(Entries with figure data)
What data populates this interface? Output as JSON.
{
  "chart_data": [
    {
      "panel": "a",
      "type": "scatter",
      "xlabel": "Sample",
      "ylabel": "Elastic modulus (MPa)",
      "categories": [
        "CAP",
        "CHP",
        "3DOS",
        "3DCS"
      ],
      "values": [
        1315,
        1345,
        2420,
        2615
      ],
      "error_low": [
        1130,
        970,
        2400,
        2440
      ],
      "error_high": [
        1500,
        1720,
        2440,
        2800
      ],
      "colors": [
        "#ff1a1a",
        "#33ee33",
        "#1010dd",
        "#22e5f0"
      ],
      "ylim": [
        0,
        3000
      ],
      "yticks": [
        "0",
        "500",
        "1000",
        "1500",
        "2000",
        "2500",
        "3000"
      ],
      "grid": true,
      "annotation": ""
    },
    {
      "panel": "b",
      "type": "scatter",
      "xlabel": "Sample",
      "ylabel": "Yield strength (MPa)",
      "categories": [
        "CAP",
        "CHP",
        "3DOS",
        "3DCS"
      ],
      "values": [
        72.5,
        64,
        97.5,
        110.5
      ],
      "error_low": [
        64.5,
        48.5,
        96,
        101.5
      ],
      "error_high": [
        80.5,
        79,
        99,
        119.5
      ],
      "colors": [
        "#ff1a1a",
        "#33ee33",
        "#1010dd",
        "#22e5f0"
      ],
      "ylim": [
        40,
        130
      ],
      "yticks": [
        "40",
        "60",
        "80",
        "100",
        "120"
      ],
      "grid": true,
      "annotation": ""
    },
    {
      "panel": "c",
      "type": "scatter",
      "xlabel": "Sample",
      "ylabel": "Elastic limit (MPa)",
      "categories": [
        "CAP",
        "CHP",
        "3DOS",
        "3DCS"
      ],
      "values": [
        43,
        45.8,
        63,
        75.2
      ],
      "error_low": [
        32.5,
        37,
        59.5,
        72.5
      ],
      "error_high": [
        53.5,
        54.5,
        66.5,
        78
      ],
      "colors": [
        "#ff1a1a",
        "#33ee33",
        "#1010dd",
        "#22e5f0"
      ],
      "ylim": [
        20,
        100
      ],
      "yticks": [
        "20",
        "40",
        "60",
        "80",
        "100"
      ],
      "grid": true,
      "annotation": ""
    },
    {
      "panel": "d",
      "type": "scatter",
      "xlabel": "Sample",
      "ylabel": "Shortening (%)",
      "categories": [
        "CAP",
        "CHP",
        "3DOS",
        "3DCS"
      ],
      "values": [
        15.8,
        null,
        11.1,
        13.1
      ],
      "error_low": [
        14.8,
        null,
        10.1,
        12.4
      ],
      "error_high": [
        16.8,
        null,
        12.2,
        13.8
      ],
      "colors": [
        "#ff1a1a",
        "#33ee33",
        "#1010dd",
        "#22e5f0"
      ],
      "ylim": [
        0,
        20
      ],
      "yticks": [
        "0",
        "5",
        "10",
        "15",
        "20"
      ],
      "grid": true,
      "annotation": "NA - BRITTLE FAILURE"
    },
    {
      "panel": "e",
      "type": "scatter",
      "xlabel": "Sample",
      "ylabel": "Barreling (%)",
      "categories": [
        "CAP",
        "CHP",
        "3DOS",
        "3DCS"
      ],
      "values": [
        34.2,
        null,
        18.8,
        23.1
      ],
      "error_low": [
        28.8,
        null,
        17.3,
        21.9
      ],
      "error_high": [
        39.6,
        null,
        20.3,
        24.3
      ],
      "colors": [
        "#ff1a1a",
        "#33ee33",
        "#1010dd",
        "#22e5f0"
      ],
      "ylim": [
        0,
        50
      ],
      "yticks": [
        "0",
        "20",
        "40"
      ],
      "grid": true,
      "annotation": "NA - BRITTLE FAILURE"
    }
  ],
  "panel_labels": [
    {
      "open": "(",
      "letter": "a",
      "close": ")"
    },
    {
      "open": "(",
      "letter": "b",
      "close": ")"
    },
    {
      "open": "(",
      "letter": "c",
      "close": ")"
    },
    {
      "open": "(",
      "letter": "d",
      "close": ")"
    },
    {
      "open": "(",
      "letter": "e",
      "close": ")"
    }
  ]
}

WHAT YOU WILL DO → All records above must be set down exactly, please.

REPLY TO THE EXERCISE →
What data populates this interface? Output as JSON.
{
  "chart_data": [
    {
      "panel": "a",
      "type": "scatter",
      "xlabel": "Sample",
      "ylabel": "Elastic modulus (MPa)",
      "categories": [
        "CAP",
        "CHP",
        "3DOS",
        "3DCS"
      ],
      "values": [
        1315,
        1345,
        2420,
        2615
      ],
      "error_low": [
        1130,
        970,
        2400,
        2440
      ],
      "error_high": [
        1500,
        1720,
        2440,
        2800
      ],
      "colors": [
        "#ff1a1a",
        "#33ee33",
        "#1010dd",
        "#22e5f0"
      ],
      "ylim": [
        0,
        3000
      ],
      "yticks": [
        "0",
        "500",
        "1000",
        "1500",
        "2000",
        "2500",
        "3000"
      ],
      "grid": true,
      "annotation": ""
    },
    {
      "panel": "b",
      "type": "scatter",
      "xlabel": "Sample",
      "ylabel": "Yield strength (MPa)",
      "categories": [
        "CAP",
        "CHP",
        "3DOS",
        "3DCS"
      ],
      "values": [
        72.5,
        64,
        97.5,
        110.5
      ],
      "error_low": [
        64.5,
        48.5,
        96,
        101.5
      ],
      "error_high": [
        80.5,
        79,
        99,
        119.5
      ],
      "colors": [
        "#ff1a1a",
        "#33ee33",
        "#1010dd",
        "#22e5f0"
      ],
      "ylim": [
        40,
        130
      ],
      "yticks": [
        "40",
        "60",
        "80",
        "100",
        "120"
      ],
      "grid": true,
      "annotation": ""
    },
    {
      "panel": "c",
      "type": "scatter",
      "xlabel": "Sample",
      "ylabel": "Elastic limit (MPa)",
      "categories": [
        "CAP",
        "CHP",
        "3DOS",
        "3DCS"
      ],
      "values": [
        43,
        45.8,
        63,
        75.2
      ],
      "error_low": [
        32.5,
        37,
        59.5,
        72.5
      ],
      "error_high": [
        53.5,
        54.5,
        66.5,
        78
      ],
      "colors": [
        "#ff1a1a",
        "#33ee33",
        "#1010dd",
        "#22e5f0"
      ],
      "ylim": [
        20,
        100
      ],
      "yticks": [
        "20",
        "40",
        "60",
        "80",
        "100"
      ],
      "grid": true,
      "annotation": ""
    },
    {
      "panel": "d",
      "type": "scatter",
      "xlabel": "Sample",
      "ylabel": "Shortening (%)",
      "categories": [
        "CAP",
        "CHP",
        "3DOS",
        "3DCS"
      ],
      "values": [
        15.8,
        null,
        11.1,
        13.1
      ],
      "error_low": [
        14.8,
        null,
        10.1,
        12.4
      ],
      "error_high": [
        16.8,
        null,
        12.2,
        13.8
      ],
      "colors": [
        "#ff1a1a",
        "#33ee33",
        "#1010dd",
        "#22e5f0"
      ],
      "ylim": [
        0,
        20
      ],
      "yticks": [
        "0",
        "5",
        "10",
        "15",
        "20"
      ],
      "grid": true,
      "annotation": "NA - BRITTLE FAILURE"
    },
    {
      "panel": "e",
      "type": "scatter",
      "xlabel": "Sample",
      "ylabel": "Barreling (%)",
      "categories": [
        "CAP",
        "CHP",
        "3DOS",
        "3DCS"
      ],
      "values": [
        34.2,
        null,
        18.8,
        23.1
      ],
      "error_low": [
        28.8,
        null,
        17.3,
        21.9
      ],
      "error_high": [
        39.6,
        null,
        20.3,
        24.3
      ],
      "colors": [
        "#ff1a1a",
        "#33ee33",
        "#1010dd",
        "#22e5f0"
      ],
      "ylim": [
        0,
        50
      ],
      "yticks": [
        "0",
        "20",
        "40"
      ],
      "grid": true,
      "annotation": "NA - BRITTLE FAILURE"
    }
  ],
  "panel_labels": [
    {
      "open": "(",
      "letter": "a",
      "close": ")"
    },
    {
      "open": "(",
      "letter": "b",
      "close": ")"
    },
    {
      "open": "(",
      "letter": "c",
      "close": ")"
    },
    {
      "open": "(",
      "letter": "d",
      "close": ")"
    },
    {
      "open": "(",
      "letter": "e",
      "close": ")"
    }
  ]
}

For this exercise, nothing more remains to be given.